Below is some material; set it all down exactly, apart from the pictures.

### SUPPLIED ENTRIES
· · · · · · ·

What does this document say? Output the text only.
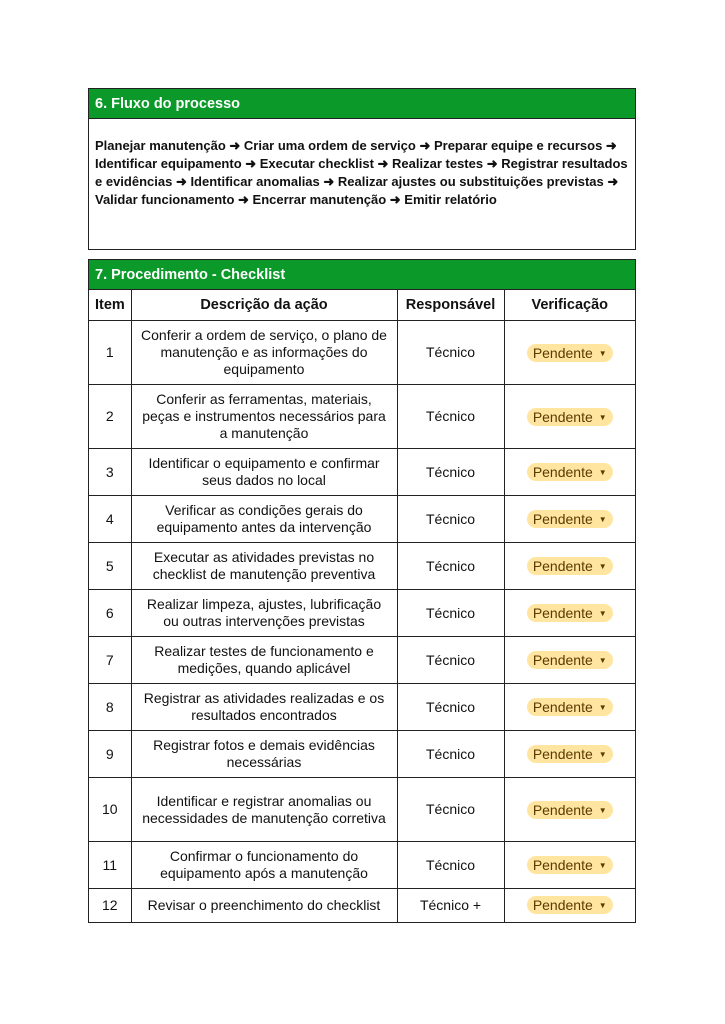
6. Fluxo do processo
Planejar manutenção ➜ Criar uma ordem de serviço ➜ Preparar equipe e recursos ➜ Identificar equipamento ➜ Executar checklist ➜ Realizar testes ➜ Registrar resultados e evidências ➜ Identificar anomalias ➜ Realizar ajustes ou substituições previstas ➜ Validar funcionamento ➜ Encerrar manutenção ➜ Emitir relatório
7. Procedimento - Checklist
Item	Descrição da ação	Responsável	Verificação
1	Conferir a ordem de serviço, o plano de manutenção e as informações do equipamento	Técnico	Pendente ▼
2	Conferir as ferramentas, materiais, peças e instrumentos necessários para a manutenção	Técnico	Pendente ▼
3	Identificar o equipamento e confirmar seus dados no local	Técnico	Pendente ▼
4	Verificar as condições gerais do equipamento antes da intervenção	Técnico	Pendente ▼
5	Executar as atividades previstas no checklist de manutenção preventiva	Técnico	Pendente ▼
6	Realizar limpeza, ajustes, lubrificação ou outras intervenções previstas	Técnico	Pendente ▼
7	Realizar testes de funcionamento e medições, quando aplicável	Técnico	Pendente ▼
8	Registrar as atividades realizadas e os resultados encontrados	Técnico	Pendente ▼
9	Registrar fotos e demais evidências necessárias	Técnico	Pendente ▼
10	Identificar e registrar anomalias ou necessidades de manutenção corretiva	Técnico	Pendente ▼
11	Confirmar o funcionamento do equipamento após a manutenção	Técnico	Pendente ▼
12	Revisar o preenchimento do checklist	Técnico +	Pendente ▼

· · · · · · ·

### FINAL RESULT
What does this document say? Output the text only.
6. Fluxo do processo
Planejar manutenção ➜ Criar uma ordem de serviço ➜ Preparar equipe e recursos ➜ Identificar equipamento ➜ Executar checklist ➜ Realizar testes ➜ Registrar resultados e evidências ➜ Identificar anomalias ➜ Realizar ajustes ou substituições previstas ➜ Validar funcionamento ➜ Encerrar manutenção ➜ Emitir relatório
7. Procedimento - Checklist
Item	Descrição da ação	Responsável	Verificação
1	Conferir a ordem de serviço, o plano de manutenção e as informações do equipamento	Técnico	Pendente ▼
2	Conferir as ferramentas, materiais, peças e instrumentos necessários para a manutenção	Técnico	Pendente ▼
3	Identificar o equipamento e confirmar seus dados no local	Técnico	Pendente ▼
4	Verificar as condições gerais do equipamento antes da intervenção	Técnico	Pendente ▼
5	Executar as atividades previstas no checklist de manutenção preventiva	Técnico	Pendente ▼
6	Realizar limpeza, ajustes, lubrificação ou outras intervenções previstas	Técnico	Pendente ▼
7	Realizar testes de funcionamento e medições, quando aplicável	Técnico	Pendente ▼
8	Registrar as atividades realizadas e os resultados encontrados	Técnico	Pendente ▼
9	Registrar fotos e demais evidências necessárias	Técnico	Pendente ▼
10	Identificar e registrar anomalias ou necessidades de manutenção corretiva	Técnico	Pendente ▼
11	Confirmar o funcionamento do equipamento após a manutenção	Técnico	Pendente ▼
12	Revisar o preenchimento do checklist	Técnico +	Pendente ▼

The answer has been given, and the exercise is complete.